(Data excerpts)
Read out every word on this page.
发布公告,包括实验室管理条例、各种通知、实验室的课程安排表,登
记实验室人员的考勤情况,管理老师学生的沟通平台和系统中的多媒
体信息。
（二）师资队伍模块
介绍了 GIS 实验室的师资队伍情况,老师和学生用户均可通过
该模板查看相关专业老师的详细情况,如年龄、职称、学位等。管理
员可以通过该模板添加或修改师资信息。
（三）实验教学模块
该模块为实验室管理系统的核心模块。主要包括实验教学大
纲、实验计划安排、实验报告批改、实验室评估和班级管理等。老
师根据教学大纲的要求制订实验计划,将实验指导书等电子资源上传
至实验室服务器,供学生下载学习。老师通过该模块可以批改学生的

--

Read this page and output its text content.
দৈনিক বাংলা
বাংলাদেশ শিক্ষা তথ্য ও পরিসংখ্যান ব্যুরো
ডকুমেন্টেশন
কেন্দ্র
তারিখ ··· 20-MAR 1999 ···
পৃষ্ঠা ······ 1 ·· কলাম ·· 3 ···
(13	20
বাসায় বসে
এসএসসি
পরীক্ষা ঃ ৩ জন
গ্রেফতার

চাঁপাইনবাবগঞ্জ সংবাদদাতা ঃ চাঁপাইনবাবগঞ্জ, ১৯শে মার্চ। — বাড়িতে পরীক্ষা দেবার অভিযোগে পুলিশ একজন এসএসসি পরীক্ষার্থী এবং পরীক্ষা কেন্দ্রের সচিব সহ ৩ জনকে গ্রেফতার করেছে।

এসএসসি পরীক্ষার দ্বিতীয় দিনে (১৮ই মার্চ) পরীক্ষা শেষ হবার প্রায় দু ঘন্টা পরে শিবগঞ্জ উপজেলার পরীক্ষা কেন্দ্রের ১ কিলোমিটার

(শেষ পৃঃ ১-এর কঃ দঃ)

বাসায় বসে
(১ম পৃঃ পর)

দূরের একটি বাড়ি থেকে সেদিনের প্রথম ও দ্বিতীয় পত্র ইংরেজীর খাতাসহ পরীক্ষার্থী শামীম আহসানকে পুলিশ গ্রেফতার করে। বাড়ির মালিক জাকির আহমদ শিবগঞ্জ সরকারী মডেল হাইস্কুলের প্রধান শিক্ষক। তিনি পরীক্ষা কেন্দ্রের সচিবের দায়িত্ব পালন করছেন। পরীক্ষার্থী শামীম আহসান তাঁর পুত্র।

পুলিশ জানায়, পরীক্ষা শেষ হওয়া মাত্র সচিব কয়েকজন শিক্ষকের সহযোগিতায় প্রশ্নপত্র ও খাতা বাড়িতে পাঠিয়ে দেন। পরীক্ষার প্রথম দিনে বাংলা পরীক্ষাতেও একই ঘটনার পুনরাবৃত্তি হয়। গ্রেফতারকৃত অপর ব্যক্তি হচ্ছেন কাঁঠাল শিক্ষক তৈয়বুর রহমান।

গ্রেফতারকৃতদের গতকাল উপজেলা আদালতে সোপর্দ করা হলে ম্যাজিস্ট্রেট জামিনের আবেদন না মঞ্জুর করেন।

* * *

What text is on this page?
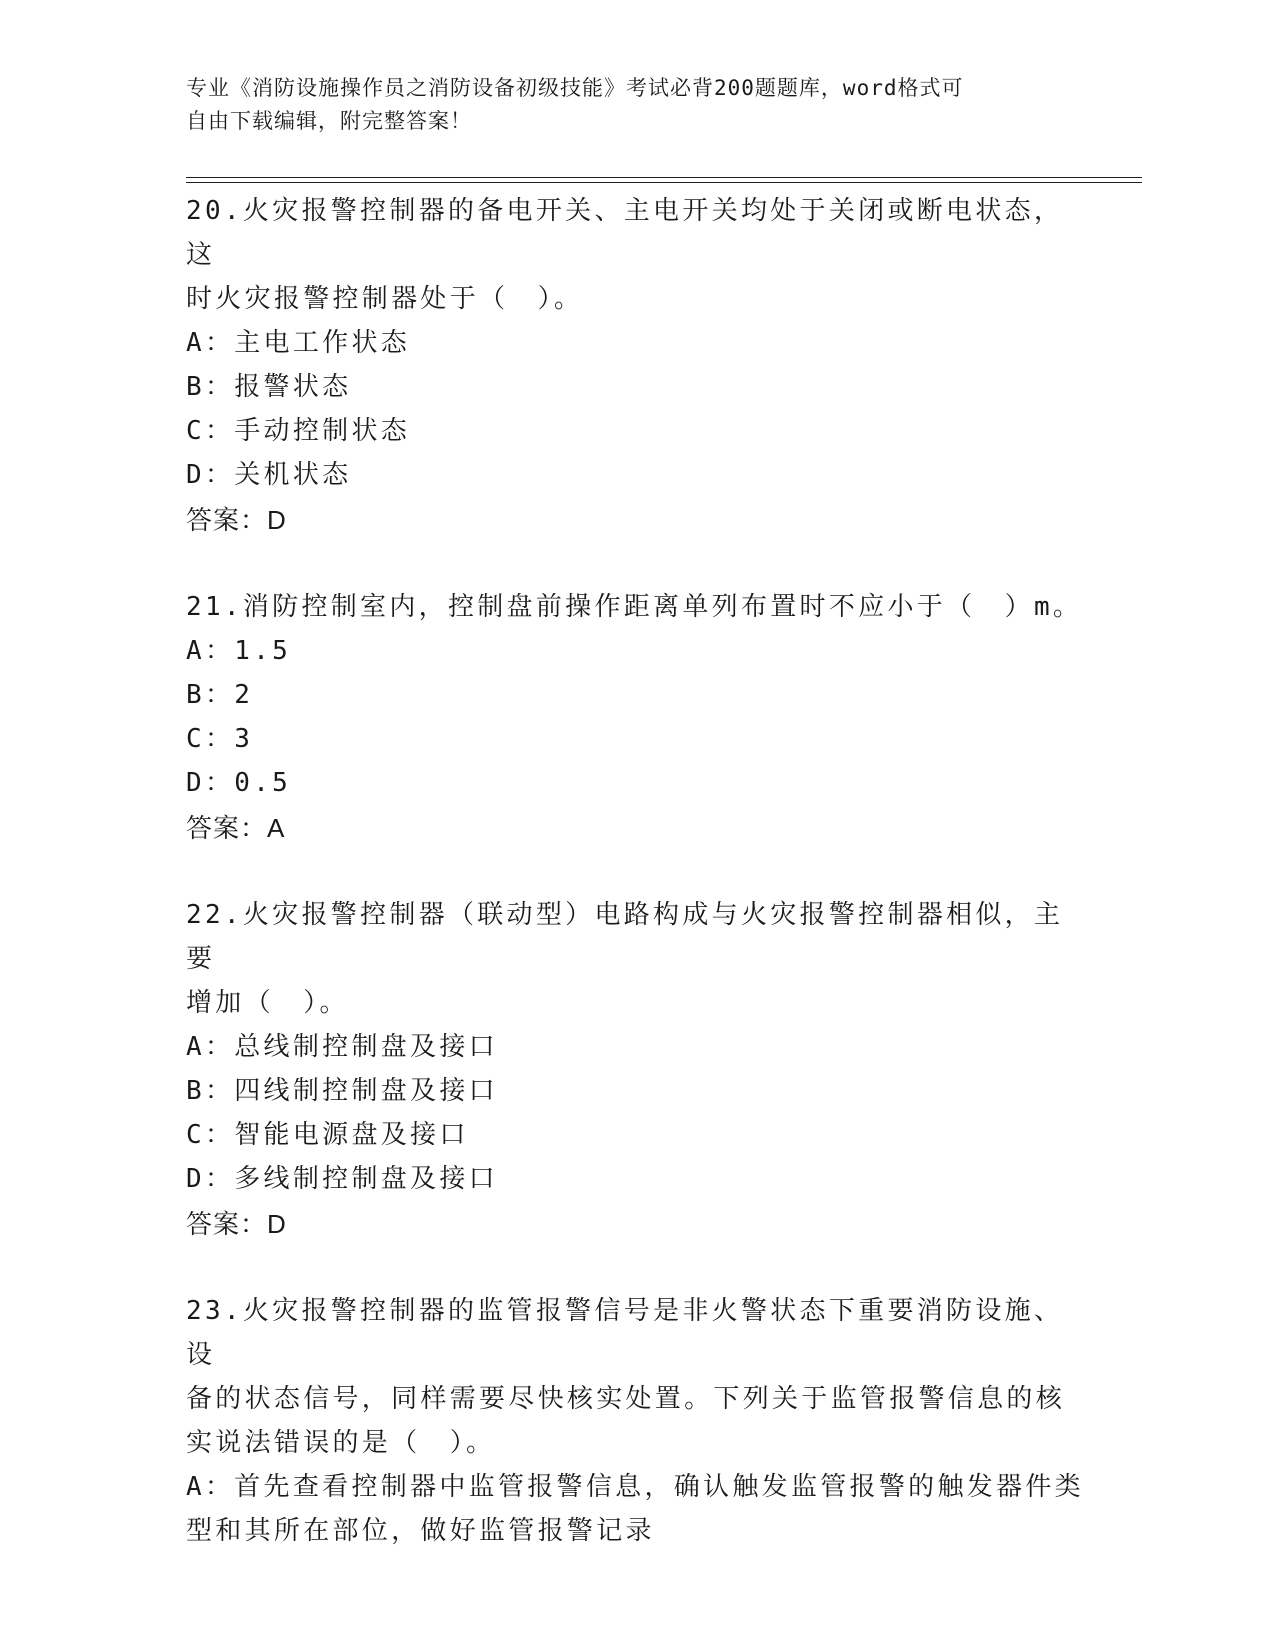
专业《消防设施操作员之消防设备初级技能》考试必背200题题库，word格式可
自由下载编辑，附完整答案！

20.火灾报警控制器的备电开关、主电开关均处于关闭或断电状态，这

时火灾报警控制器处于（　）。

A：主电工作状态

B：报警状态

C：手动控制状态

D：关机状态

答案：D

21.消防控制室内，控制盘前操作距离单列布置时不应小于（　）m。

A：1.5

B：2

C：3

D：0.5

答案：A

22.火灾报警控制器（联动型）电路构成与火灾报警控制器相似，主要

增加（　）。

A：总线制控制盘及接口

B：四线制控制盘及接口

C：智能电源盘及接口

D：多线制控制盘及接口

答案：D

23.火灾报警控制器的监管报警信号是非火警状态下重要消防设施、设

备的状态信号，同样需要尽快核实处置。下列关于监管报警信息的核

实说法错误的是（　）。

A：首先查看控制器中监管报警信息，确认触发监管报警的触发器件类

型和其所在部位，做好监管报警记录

Exercise requirements: Pick every line with "this" in it and copy it.

Final result:
Read out every word on this page.
Read this page and output its text content.
What text is on this page?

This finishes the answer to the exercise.